— START ENTRIES —
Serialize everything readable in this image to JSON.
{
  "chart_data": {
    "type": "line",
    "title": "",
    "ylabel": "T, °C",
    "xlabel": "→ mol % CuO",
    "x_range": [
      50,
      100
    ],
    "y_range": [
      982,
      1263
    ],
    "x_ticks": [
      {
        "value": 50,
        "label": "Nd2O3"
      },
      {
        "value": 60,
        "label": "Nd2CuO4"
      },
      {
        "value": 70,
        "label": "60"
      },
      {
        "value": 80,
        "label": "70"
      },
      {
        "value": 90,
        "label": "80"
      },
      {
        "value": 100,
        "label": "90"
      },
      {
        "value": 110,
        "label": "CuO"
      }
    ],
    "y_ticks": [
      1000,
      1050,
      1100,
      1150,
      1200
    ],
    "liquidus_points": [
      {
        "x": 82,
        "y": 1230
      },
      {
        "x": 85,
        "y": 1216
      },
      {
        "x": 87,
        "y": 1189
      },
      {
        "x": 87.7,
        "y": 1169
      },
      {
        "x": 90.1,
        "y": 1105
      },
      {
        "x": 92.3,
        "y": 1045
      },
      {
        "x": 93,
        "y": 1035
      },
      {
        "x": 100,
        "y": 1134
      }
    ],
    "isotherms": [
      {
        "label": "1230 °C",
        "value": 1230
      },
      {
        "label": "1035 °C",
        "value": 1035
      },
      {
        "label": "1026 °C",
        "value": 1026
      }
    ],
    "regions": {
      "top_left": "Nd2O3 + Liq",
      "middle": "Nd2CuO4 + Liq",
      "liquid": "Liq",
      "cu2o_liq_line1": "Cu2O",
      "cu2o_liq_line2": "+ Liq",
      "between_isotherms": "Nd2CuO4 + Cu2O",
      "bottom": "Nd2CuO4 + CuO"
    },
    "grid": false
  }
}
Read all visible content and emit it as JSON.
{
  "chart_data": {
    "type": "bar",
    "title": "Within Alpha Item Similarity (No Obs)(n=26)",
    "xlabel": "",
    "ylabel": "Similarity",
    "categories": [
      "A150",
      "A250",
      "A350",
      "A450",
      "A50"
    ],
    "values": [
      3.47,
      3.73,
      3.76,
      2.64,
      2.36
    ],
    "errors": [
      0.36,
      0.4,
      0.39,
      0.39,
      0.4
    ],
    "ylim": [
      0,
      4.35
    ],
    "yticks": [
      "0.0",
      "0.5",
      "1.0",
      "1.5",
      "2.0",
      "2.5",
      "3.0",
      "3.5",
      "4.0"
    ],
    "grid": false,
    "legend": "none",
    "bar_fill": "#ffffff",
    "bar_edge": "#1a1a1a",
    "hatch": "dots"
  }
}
— END ENTRIES —
— START ENTRIES —
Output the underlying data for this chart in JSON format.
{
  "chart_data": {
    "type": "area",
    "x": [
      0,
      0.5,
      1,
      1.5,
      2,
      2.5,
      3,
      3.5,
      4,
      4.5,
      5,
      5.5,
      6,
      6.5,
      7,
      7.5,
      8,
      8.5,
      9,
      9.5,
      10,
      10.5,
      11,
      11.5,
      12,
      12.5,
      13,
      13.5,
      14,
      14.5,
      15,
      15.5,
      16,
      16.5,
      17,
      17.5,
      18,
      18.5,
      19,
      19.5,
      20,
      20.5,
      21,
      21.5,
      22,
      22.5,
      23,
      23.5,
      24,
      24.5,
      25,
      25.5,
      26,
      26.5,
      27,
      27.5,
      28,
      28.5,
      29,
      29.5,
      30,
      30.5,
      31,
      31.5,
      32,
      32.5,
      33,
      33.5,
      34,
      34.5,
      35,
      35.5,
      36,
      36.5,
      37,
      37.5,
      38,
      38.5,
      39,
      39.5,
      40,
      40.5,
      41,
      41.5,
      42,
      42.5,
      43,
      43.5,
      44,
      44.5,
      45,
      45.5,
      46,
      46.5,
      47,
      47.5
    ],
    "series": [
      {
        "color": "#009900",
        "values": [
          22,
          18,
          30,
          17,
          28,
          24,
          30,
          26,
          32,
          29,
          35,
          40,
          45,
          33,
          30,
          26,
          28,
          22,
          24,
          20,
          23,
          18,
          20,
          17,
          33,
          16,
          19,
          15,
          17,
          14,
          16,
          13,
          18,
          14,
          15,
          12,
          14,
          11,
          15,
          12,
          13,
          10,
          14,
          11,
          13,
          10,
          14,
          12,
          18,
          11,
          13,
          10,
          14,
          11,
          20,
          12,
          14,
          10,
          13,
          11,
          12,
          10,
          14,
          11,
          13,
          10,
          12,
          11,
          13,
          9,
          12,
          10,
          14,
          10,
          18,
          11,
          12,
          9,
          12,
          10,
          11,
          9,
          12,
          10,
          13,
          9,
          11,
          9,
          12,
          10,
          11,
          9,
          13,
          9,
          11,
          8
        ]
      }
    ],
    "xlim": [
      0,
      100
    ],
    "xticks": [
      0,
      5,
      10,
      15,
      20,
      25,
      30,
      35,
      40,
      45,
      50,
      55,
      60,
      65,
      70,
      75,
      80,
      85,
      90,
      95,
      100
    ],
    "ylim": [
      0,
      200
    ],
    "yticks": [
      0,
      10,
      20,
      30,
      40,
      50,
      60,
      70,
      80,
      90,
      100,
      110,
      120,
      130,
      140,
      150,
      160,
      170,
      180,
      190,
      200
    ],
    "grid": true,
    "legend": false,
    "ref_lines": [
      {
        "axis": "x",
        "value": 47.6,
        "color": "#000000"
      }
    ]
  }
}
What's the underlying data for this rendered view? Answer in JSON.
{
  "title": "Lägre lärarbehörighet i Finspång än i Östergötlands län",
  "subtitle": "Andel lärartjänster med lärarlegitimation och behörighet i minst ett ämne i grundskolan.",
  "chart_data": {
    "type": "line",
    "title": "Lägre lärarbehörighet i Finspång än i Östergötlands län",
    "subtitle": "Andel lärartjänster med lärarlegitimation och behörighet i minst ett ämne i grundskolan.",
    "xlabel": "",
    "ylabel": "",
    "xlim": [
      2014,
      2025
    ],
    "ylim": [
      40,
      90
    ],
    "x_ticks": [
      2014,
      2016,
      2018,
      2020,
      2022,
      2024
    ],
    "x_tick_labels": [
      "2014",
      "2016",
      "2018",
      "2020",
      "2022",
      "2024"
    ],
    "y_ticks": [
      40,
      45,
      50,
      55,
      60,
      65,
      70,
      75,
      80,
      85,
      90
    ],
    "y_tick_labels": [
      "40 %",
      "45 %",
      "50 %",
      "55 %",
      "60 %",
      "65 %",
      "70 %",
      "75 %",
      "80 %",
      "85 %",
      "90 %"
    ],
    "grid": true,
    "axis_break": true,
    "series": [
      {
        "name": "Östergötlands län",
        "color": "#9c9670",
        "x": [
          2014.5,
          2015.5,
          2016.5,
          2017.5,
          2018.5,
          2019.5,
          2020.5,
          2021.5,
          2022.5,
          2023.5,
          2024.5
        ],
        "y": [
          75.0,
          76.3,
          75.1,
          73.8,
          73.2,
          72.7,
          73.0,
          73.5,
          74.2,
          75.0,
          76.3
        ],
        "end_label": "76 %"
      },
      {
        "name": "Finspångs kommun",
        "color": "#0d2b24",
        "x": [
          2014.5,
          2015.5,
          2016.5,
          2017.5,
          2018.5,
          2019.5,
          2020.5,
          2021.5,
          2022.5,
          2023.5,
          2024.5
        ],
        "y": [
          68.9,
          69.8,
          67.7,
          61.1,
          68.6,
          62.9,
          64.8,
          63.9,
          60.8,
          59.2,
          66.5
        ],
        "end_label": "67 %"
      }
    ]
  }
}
— END ENTRIES —
→ **GIVEN PROBLEM**
Tally the lines of the listing in which the word "minst" occurs, and state the total alone.

→ **ANSWER BELOW**
2